Task statement ▸
Search the material for the string "name", then return every line where it is found.

Supplied records ▸

────────────────────────────────────────

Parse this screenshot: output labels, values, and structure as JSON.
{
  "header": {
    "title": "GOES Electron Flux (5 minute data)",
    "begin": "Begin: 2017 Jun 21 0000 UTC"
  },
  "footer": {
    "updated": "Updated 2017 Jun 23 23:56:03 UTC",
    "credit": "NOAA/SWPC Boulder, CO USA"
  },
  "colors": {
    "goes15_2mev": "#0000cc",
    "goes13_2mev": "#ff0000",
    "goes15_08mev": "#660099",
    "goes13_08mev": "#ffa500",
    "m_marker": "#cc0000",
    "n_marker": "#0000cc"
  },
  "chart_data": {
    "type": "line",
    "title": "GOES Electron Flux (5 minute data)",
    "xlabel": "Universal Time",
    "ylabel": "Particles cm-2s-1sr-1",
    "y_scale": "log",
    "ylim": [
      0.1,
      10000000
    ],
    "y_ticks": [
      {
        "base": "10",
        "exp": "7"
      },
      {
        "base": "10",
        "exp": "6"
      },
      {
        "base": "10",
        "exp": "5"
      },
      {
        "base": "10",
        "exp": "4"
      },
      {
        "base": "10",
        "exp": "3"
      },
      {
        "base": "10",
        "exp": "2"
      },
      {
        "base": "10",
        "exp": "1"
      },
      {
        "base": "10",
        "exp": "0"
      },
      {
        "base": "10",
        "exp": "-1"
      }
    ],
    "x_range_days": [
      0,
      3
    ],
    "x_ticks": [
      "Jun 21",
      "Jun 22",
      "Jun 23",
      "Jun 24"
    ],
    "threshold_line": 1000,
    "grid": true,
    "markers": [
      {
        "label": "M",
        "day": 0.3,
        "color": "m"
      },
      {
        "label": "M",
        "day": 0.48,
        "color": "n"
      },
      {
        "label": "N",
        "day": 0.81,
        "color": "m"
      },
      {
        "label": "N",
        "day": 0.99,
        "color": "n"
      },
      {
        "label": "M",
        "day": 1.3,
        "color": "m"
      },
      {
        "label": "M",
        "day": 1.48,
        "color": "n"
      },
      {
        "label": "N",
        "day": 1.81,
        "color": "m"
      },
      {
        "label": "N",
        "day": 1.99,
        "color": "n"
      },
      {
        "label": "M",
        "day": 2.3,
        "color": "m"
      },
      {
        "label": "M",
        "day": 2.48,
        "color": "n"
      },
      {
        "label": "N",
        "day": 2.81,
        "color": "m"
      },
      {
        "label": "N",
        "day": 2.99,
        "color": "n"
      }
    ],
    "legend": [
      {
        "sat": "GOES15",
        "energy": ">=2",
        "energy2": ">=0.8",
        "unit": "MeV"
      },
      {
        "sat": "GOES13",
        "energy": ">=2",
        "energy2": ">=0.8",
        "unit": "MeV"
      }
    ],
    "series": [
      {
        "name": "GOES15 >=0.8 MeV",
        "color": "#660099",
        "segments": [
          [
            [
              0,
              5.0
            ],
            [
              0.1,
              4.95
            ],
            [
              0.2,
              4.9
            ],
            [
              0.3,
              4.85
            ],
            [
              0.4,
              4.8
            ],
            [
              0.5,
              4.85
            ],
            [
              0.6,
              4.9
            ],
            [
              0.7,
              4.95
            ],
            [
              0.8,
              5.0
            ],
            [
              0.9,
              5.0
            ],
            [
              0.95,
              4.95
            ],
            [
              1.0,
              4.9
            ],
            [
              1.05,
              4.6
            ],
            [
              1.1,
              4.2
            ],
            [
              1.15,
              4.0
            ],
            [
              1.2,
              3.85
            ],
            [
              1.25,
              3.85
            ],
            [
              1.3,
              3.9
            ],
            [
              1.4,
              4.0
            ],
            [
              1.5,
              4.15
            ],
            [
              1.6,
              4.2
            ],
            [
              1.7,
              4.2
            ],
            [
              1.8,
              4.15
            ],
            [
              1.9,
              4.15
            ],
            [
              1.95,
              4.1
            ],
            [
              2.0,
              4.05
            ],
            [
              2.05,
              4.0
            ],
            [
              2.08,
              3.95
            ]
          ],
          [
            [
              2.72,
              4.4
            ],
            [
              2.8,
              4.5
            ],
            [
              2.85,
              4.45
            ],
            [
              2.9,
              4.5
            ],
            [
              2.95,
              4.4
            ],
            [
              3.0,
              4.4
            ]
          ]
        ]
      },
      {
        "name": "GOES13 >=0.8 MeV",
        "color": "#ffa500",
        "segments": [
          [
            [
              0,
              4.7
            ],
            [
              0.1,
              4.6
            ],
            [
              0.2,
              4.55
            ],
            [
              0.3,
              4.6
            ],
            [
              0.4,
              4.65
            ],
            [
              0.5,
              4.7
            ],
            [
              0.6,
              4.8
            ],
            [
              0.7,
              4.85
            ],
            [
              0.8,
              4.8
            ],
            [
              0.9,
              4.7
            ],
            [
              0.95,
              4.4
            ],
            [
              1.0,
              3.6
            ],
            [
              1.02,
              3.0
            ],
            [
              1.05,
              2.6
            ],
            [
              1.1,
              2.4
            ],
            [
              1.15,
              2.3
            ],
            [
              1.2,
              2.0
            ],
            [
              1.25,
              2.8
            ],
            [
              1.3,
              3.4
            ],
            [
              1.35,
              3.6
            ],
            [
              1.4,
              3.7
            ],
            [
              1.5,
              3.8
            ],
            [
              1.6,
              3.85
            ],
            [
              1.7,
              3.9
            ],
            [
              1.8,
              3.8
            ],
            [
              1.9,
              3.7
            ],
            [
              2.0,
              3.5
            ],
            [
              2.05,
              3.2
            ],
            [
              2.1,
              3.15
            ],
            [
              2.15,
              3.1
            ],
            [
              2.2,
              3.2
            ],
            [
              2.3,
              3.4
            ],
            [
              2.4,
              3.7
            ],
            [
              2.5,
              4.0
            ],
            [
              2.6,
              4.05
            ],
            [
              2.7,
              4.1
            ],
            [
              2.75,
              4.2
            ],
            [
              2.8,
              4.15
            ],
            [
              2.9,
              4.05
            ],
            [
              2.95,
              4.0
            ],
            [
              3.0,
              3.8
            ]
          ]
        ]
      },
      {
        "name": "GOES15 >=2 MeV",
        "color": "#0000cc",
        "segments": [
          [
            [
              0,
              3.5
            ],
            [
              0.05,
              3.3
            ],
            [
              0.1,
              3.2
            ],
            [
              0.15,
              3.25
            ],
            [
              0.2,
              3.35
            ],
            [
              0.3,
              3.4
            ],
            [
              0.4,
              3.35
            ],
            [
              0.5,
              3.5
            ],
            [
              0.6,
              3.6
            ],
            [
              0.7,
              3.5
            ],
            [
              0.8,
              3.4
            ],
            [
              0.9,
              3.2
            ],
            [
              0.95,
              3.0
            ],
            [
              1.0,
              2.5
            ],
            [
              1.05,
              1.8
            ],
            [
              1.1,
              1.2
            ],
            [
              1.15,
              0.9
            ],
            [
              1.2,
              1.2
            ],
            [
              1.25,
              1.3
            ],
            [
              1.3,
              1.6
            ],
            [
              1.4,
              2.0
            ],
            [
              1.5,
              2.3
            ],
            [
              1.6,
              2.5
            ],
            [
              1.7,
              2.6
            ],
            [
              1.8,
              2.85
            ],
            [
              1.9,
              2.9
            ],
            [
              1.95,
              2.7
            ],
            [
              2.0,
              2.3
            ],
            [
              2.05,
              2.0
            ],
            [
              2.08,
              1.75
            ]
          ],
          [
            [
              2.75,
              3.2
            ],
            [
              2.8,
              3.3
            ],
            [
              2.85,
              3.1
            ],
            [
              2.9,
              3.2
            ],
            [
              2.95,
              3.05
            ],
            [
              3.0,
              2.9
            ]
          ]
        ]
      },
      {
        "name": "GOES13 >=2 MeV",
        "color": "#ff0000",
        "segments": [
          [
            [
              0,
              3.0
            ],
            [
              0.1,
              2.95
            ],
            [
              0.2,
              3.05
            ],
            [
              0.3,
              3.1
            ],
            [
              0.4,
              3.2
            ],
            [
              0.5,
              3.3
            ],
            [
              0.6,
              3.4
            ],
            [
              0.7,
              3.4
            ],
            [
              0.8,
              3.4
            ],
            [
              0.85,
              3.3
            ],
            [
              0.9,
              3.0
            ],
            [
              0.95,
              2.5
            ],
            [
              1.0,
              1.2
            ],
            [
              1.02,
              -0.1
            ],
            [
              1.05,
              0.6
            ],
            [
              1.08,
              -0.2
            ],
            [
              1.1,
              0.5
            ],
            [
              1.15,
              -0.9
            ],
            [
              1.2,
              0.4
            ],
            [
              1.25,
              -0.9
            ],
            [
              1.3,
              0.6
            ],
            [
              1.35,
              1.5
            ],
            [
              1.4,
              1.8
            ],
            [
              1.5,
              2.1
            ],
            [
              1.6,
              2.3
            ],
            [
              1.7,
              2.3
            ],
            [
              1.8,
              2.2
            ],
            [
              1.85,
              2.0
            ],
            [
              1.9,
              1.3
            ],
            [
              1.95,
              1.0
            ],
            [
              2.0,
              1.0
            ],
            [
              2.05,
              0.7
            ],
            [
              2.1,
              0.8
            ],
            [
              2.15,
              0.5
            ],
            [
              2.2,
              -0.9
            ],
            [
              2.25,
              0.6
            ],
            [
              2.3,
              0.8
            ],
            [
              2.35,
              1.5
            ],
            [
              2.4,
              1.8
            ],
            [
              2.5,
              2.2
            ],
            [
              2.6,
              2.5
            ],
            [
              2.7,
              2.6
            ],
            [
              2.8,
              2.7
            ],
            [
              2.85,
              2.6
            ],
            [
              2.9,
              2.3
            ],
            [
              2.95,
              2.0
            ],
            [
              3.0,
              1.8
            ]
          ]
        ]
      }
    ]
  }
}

────────────────────────────────────────

Response ▸
        "name": "GOES15 >=0.8 MeV",
        "name": "GOES13 >=0.8 MeV",
        "name": "GOES15 >=2 MeV",
        "name": "GOES13 >=2 MeV",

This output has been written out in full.